=== Challenge ===
For every line in the data below that contains "name", copy the line.
***** Extracted material *****
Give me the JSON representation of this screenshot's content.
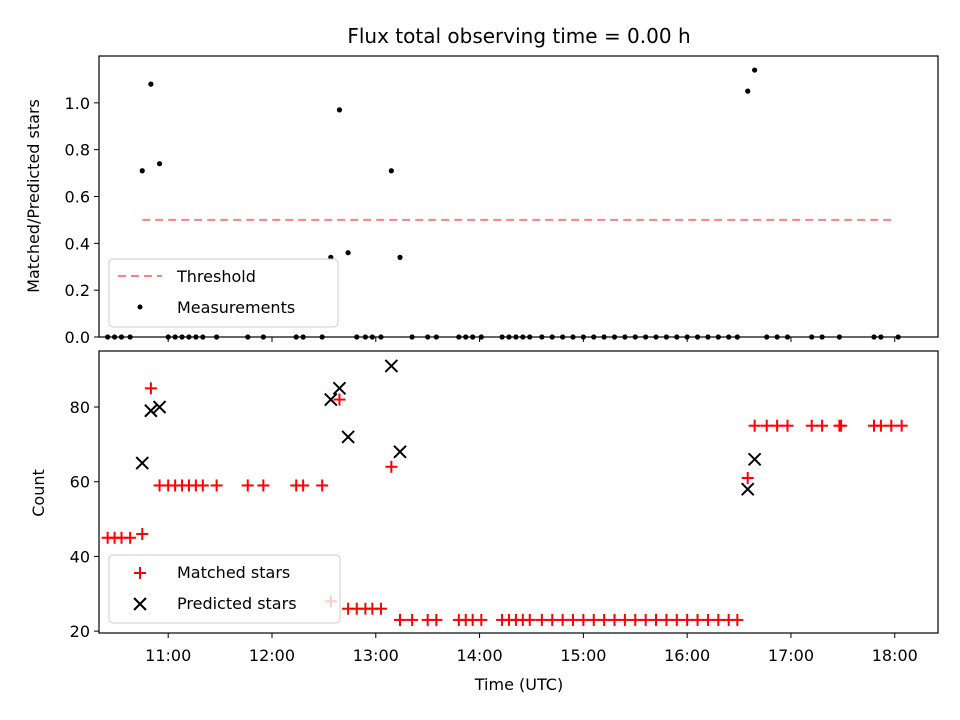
{
  "chart_data": [
    {
      "type": "scatter",
      "title": "Flux total observing time = 0.00 h",
      "ylabel": "Matched/Predicted stars",
      "xlabel": "",
      "ylim": [
        0,
        1.2
      ],
      "xlim": [
        "10:20",
        "18:25"
      ],
      "x_tick_labels": [
        "11:00",
        "12:00",
        "13:00",
        "14:00",
        "15:00",
        "16:00",
        "17:00",
        "18:00"
      ],
      "x_tick_labels_visible": false,
      "y_ticks": [
        "0.0",
        "0.2",
        "0.4",
        "0.6",
        "0.8",
        "1.0"
      ],
      "legend_position": "lower-left",
      "grid": false,
      "series": [
        {
          "name": "Threshold",
          "kind": "dashed-line",
          "color": "#ff7f7f",
          "x": [
            "10:45",
            "17:59"
          ],
          "y": [
            0.5,
            0.5
          ]
        },
        {
          "name": "Measurements",
          "kind": "dot",
          "color": "#000000",
          "points": [
            [
              "10:25",
              0.0
            ],
            [
              "10:29",
              0.0
            ],
            [
              "10:33",
              0.0
            ],
            [
              "10:38",
              0.0
            ],
            [
              "10:45",
              0.71
            ],
            [
              "10:50",
              1.08
            ],
            [
              "10:55",
              0.74
            ],
            [
              "11:00",
              0.0
            ],
            [
              "11:04",
              0.0
            ],
            [
              "11:08",
              0.0
            ],
            [
              "11:12",
              0.0
            ],
            [
              "11:16",
              0.0
            ],
            [
              "11:20",
              0.0
            ],
            [
              "11:28",
              0.0
            ],
            [
              "11:46",
              0.0
            ],
            [
              "11:55",
              0.0
            ],
            [
              "12:14",
              0.0
            ],
            [
              "12:18",
              0.0
            ],
            [
              "12:29",
              0.0
            ],
            [
              "12:34",
              0.34
            ],
            [
              "12:39",
              0.97
            ],
            [
              "12:44",
              0.36
            ],
            [
              "12:49",
              0.0
            ],
            [
              "12:54",
              0.0
            ],
            [
              "12:58",
              0.0
            ],
            [
              "13:03",
              0.0
            ],
            [
              "13:09",
              0.71
            ],
            [
              "13:14",
              0.34
            ],
            [
              "13:21",
              0.0
            ],
            [
              "13:30",
              0.0
            ],
            [
              "13:35",
              0.0
            ],
            [
              "13:48",
              0.0
            ],
            [
              "13:52",
              0.0
            ],
            [
              "13:56",
              0.0
            ],
            [
              "14:01",
              0.0
            ],
            [
              "14:13",
              0.0
            ],
            [
              "14:17",
              0.0
            ],
            [
              "14:21",
              0.0
            ],
            [
              "14:25",
              0.0
            ],
            [
              "14:29",
              0.0
            ],
            [
              "14:36",
              0.0
            ],
            [
              "14:42",
              0.0
            ],
            [
              "14:48",
              0.0
            ],
            [
              "14:54",
              0.0
            ],
            [
              "15:00",
              0.0
            ],
            [
              "15:06",
              0.0
            ],
            [
              "15:12",
              0.0
            ],
            [
              "15:18",
              0.0
            ],
            [
              "15:24",
              0.0
            ],
            [
              "15:30",
              0.0
            ],
            [
              "15:36",
              0.0
            ],
            [
              "15:42",
              0.0
            ],
            [
              "15:48",
              0.0
            ],
            [
              "15:54",
              0.0
            ],
            [
              "16:00",
              0.0
            ],
            [
              "16:06",
              0.0
            ],
            [
              "16:12",
              0.0
            ],
            [
              "16:18",
              0.0
            ],
            [
              "16:24",
              0.0
            ],
            [
              "16:29",
              0.0
            ],
            [
              "16:35",
              1.05
            ],
            [
              "16:39",
              1.14
            ],
            [
              "16:46",
              0.0
            ],
            [
              "16:52",
              0.0
            ],
            [
              "16:58",
              0.0
            ],
            [
              "17:12",
              0.0
            ],
            [
              "17:18",
              0.0
            ],
            [
              "17:28",
              0.0
            ],
            [
              "17:48",
              0.0
            ],
            [
              "17:52",
              0.0
            ],
            [
              "18:02",
              0.0
            ]
          ]
        }
      ]
    },
    {
      "type": "scatter",
      "title": "",
      "xlabel": "Time (UTC)",
      "ylabel": "Count",
      "ylim": [
        19.5,
        95
      ],
      "xlim": [
        "10:20",
        "18:25"
      ],
      "x_tick_labels": [
        "11:00",
        "12:00",
        "13:00",
        "14:00",
        "15:00",
        "16:00",
        "17:00",
        "18:00"
      ],
      "y_ticks": [
        "20",
        "40",
        "60",
        "80"
      ],
      "legend_position": "lower-left",
      "grid": false,
      "series": [
        {
          "name": "Matched stars",
          "kind": "plus",
          "color": "#ff0000",
          "points": [
            [
              "10:25",
              45
            ],
            [
              "10:29",
              45
            ],
            [
              "10:33",
              45
            ],
            [
              "10:38",
              45
            ],
            [
              "10:45",
              46
            ],
            [
              "10:50",
              85
            ],
            [
              "10:55",
              59
            ],
            [
              "11:00",
              59
            ],
            [
              "11:04",
              59
            ],
            [
              "11:08",
              59
            ],
            [
              "11:12",
              59
            ],
            [
              "11:16",
              59
            ],
            [
              "11:20",
              59
            ],
            [
              "11:28",
              59
            ],
            [
              "11:46",
              59
            ],
            [
              "11:55",
              59
            ],
            [
              "12:14",
              59
            ],
            [
              "12:18",
              59
            ],
            [
              "12:29",
              59
            ],
            [
              "12:34",
              28
            ],
            [
              "12:39",
              82
            ],
            [
              "12:44",
              26
            ],
            [
              "12:49",
              26
            ],
            [
              "12:54",
              26
            ],
            [
              "12:58",
              26
            ],
            [
              "13:03",
              26
            ],
            [
              "13:09",
              64
            ],
            [
              "13:14",
              23
            ],
            [
              "13:21",
              23
            ],
            [
              "13:30",
              23
            ],
            [
              "13:35",
              23
            ],
            [
              "13:48",
              23
            ],
            [
              "13:52",
              23
            ],
            [
              "13:56",
              23
            ],
            [
              "14:01",
              23
            ],
            [
              "14:13",
              23
            ],
            [
              "14:17",
              23
            ],
            [
              "14:21",
              23
            ],
            [
              "14:25",
              23
            ],
            [
              "14:29",
              23
            ],
            [
              "14:36",
              23
            ],
            [
              "14:42",
              23
            ],
            [
              "14:48",
              23
            ],
            [
              "14:54",
              23
            ],
            [
              "15:00",
              23
            ],
            [
              "15:06",
              23
            ],
            [
              "15:12",
              23
            ],
            [
              "15:18",
              23
            ],
            [
              "15:24",
              23
            ],
            [
              "15:30",
              23
            ],
            [
              "15:36",
              23
            ],
            [
              "15:42",
              23
            ],
            [
              "15:48",
              23
            ],
            [
              "15:54",
              23
            ],
            [
              "16:00",
              23
            ],
            [
              "16:06",
              23
            ],
            [
              "16:12",
              23
            ],
            [
              "16:18",
              23
            ],
            [
              "16:24",
              23
            ],
            [
              "16:29",
              23
            ],
            [
              "16:35",
              61
            ],
            [
              "16:39",
              75
            ],
            [
              "16:46",
              75
            ],
            [
              "16:52",
              75
            ],
            [
              "16:58",
              75
            ],
            [
              "17:12",
              75
            ],
            [
              "17:18",
              75
            ],
            [
              "17:28",
              75
            ],
            [
              "17:29",
              75
            ],
            [
              "17:48",
              75
            ],
            [
              "17:52",
              75
            ],
            [
              "17:58",
              75
            ],
            [
              "18:04",
              75
            ]
          ]
        },
        {
          "name": "Predicted stars",
          "kind": "cross",
          "color": "#000000",
          "points": [
            [
              "10:45",
              65
            ],
            [
              "10:50",
              79
            ],
            [
              "10:55",
              80
            ],
            [
              "12:34",
              82
            ],
            [
              "12:39",
              85
            ],
            [
              "12:44",
              72
            ],
            [
              "13:09",
              91
            ],
            [
              "13:14",
              68
            ],
            [
              "16:35",
              58
            ],
            [
              "16:39",
              66
            ]
          ]
        }
      ]
    }
  ]
}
*****
=== Reply to the task ===
          "name": "Threshold",
          "name": "Measurements",
          "name": "Matched stars",
          "name": "Predicted stars",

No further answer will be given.